EXERCISE GOAL ▸
Apart from the pictures, write out the records that follow exactly.

[Page records with their text]
—————

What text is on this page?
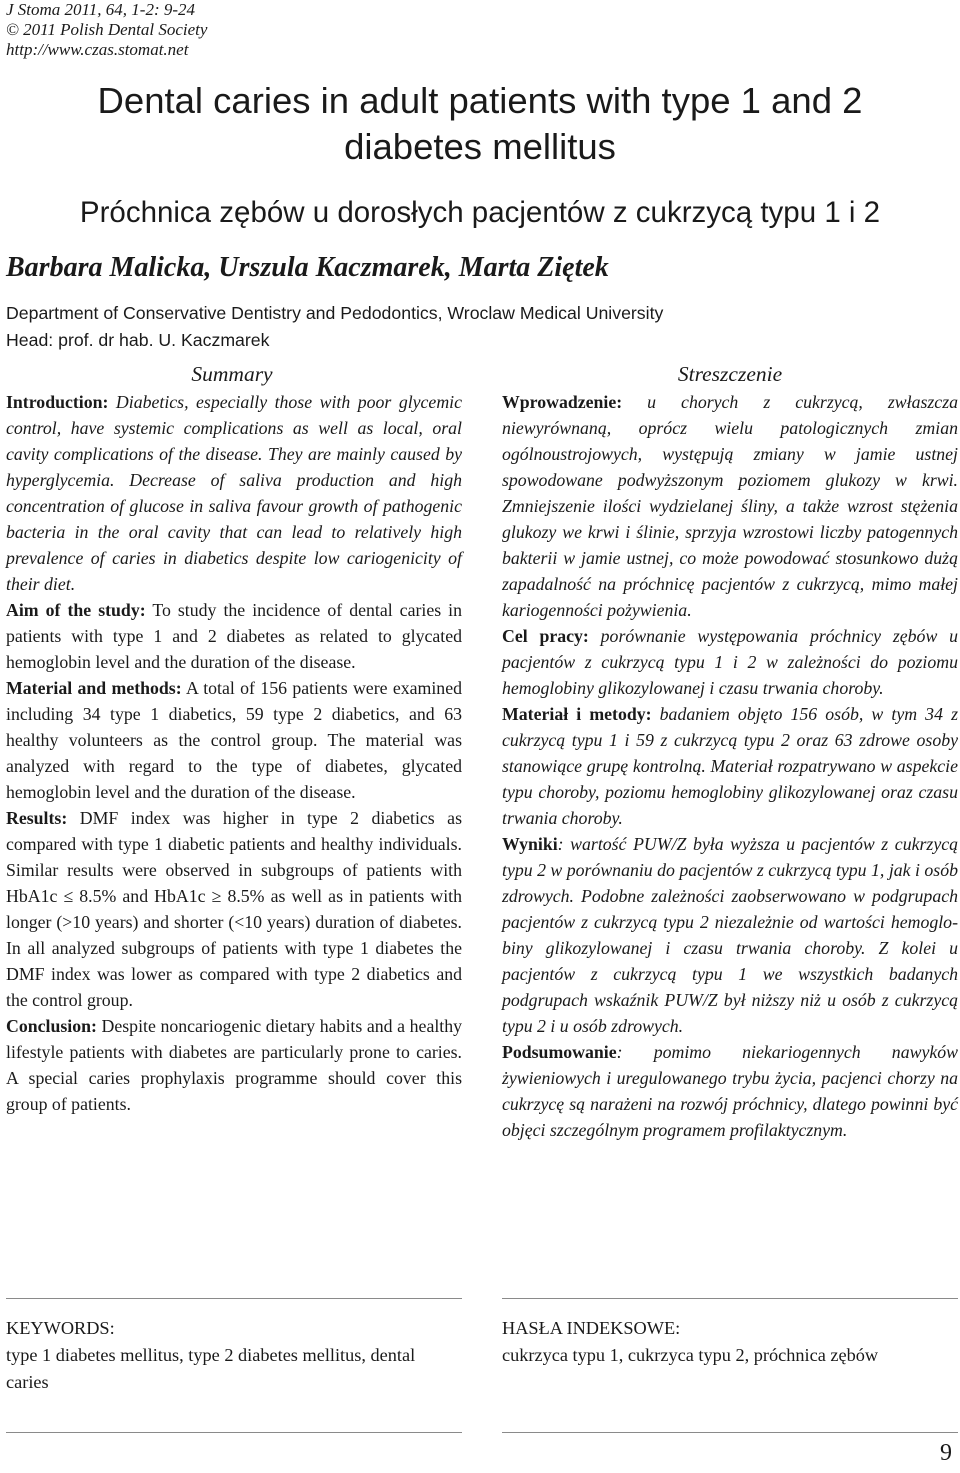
J Stoma 2011, 64, 1-2: 9-24
© 2011 Polish Dental Society
http://www.czas.stomat.net
Dental caries in adult patients with type 1 and 2 diabetes mellitus
Próchnica zębów u dorosłych pacjentów z cukrzycą typu 1 i 2
Barbara Malicka, Urszula Kaczmarek, Marta Ziętek
Department of Conservative Dentistry and Pedodontics, Wroclaw Medical University
Head: prof. dr hab. U. Kaczmarek
Summary	Streszczenie

Introduction: Diabetics, especially those with poor glycemic control, have systemic complications as well as local, oral cavity complications of the disease. They are mainly caused by hyperglycemia. Decrease of saliva production and high concentration of glucose in saliva favour growth of pathogenic bacteria in the oral cavity that can lead to relatively high prevalence of caries in diabetics despite low cariogenicity of their diet.

Aim of the study: To study the incidence of dental caries in patients with type 1 and 2 diabetes as related to glycated hemoglobin level and the duration of the disease.

Material and methods: A total of 156 patients were examined including 34 type 1 diabetics, 59 type 2 diabetics, and 63 healthy volunteers as the control group. The material was analyzed with regard to the type of diabetes, glycated hemoglobin level and the duration of the disease.

Results: DMF index was higher in type 2 diabetics as compared with type 1 diabetic patients and healthy individuals. Similar results were observed in subgroups of patients with HbA1c ≤ 8.5% and HbA1c ≥ 8.5% as well as in patients with longer (>10 years) and shorter (<10 years) duration of diabetes. In all analyzed subgroups of patients with type 1 diabetes the DMF index was lower as compared with type 2 diabetics and the control group.

Conclusion: Despite noncariogenic dietary habits and a healthy lifestyle patients with diabetes are particularly prone to caries. A special caries prophylaxis programme should cover this group of patients.

Wprowadzenie: u chorych z cukrzycą, zwłaszcza niewyrównaną, oprócz wielu patologicznych zmian ogólnoustrojowych, występują zmiany w jamie ustnej spowodowane podwyższonym poziomem glukozy w krwi. Zmniejszenie ilości wydzielanej śliny, a także wzrost stężenia glukozy we krwi i ślinie, sprzyja wzrostowi liczby patogennych bakterii w jamie ustnej, co może powodować stosunkowo dużą zapadalność na próchnicę pacjentów z cukrzycą, mimo małej kariogenności pożywienia.

Cel pracy: porównanie występowania próchnicy zębów u pacjentów z cukrzycą typu 1 i 2 w zależności do poziomu hemoglobiny glikozylowanej i czasu trwania choroby.

Materiał i metody: badaniem objęto 156 osób, w tym 34 z cukrzycą typu 1 i 59 z cukrzycą typu 2 oraz 63 zdrowe osoby stanowiące grupę kontrolną. Materiał rozpatrywano w aspekcie typu choroby, poziomu hemoglobiny glikozylowanej oraz czasu trwania choroby.

Wyniki: wartość PUW/Z była wyższa u pacjentów z cukrzycą typu 2 w porównaniu do pacjentów z cukrzycą typu 1, jak i osób zdrowych. Podobne zależności zaobserwowano w podgrupach pacjentów z cukrzycą typu 2 niezależnie od wartości hemoglobiny glikozylowanej i czasu trwania choroby. Z kolei u pacjentów z cukrzycą typu 1 we wszystkich badanych podgrupach wskaźnik PUW/Z był niższy niż u osób z cukrzycą typu 2 i u osób zdrowych.

Podsumowanie: pomimo niekariogennych nawyków żywieniowych i uregulowanego trybu życia, pacjenci chorzy na cukrzycę są narażeni na rozwój próchnicy, dlatego powinni być objęci szczególnym programem profilaktycznym.

KEYWORDS:
type 1 diabetes mellitus, type 2 diabetes mellitus, dental caries
HASŁA INDEKSOWE:
cukrzyca typu 1, cukrzyca typu 2, próchnica zębów
9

—————

SOLUTION TO THE PROBLEM ▸
What text is on this page?
J Stoma 2011, 64, 1-2: 9-24
© 2011 Polish Dental Society
http://www.czas.stomat.net
Dental caries in adult patients with type 1 and 2 diabetes mellitus
Próchnica zębów u dorosłych pacjentów z cukrzycą typu 1 i 2
Barbara Malicka, Urszula Kaczmarek, Marta Ziętek
Department of Conservative Dentistry and Pedodontics, Wroclaw Medical University
Head: prof. dr hab. U. Kaczmarek
Summary	Streszczenie

Introduction: Diabetics, especially those with poor glycemic control, have systemic complications as well as local, oral cavity complications of the disease. They are mainly caused by hyperglycemia. Decrease of saliva production and high concentration of glucose in saliva favour growth of pathogenic bacteria in the oral cavity that can lead to relatively high prevalence of caries in diabetics despite low cariogenicity of their diet.

Aim of the study: To study the incidence of dental caries in patients with type 1 and 2 diabetes as related to glycated hemoglobin level and the duration of the disease.

Material and methods: A total of 156 patients were examined including 34 type 1 diabetics, 59 type 2 diabetics, and 63 healthy volunteers as the control group. The material was analyzed with regard to the type of diabetes, glycated hemoglobin level and the duration of the disease.

Results: DMF index was higher in type 2 diabetics as compared with type 1 diabetic patients and healthy individuals. Similar results were observed in subgroups of patients with HbA1c ≤ 8.5% and HbA1c ≥ 8.5% as well as in patients with longer (>10 years) and shorter (<10 years) duration of diabetes. In all analyzed subgroups of patients with type 1 diabetes the DMF index was lower as compared with type 2 diabetics and the control group.

Conclusion: Despite noncariogenic dietary habits and a healthy lifestyle patients with diabetes are particularly prone to caries. A special caries prophylaxis programme should cover this group of patients.

Wprowadzenie: u chorych z cukrzycą, zwłaszcza niewyrównaną, oprócz wielu patologicznych zmian ogólnoustrojowych, występują zmiany w jamie ustnej spowodowane podwyższonym poziomem glukozy w krwi. Zmniejszenie ilości wydzielanej śliny, a także wzrost stężenia glukozy we krwi i ślinie, sprzyja wzrostowi liczby patogennych bakterii w jamie ustnej, co może powodować stosunkowo dużą zapadalność na próchnicę pacjentów z cukrzycą, mimo małej kariogenności pożywienia.

Cel pracy: porównanie występowania próchnicy zębów u pacjentów z cukrzycą typu 1 i 2 w zależności do poziomu hemoglobiny glikozylowanej i czasu trwania choroby.

Materiał i metody: badaniem objęto 156 osób, w tym 34 z cukrzycą typu 1 i 59 z cukrzycą typu 2 oraz 63 zdrowe osoby stanowiące grupę kontrolną. Materiał rozpatrywano w aspekcie typu choroby, poziomu hemoglobiny glikozylowanej oraz czasu trwania choroby.

Wyniki: wartość PUW/Z była wyższa u pacjentów z cukrzycą typu 2 w porównaniu do pacjentów z cukrzycą typu 1, jak i osób zdrowych. Podobne zależności zaobserwowano w podgrupach pacjentów z cukrzycą typu 2 niezależnie od wartości hemoglobiny glikozylowanej i czasu trwania choroby. Z kolei u pacjentów z cukrzycą typu 1 we wszystkich badanych podgrupach wskaźnik PUW/Z był niższy niż u osób z cukrzycą typu 2 i u osób zdrowych.

Podsumowanie: pomimo niekariogennych nawyków żywieniowych i uregulowanego trybu życia, pacjenci chorzy na cukrzycę są narażeni na rozwój próchnicy, dlatego powinni być objęci szczególnym programem profilaktycznym.

KEYWORDS:
type 1 diabetes mellitus, type 2 diabetes mellitus, dental caries
HASŁA INDEKSOWE:
cukrzyca typu 1, cukrzyca typu 2, próchnica zębów
9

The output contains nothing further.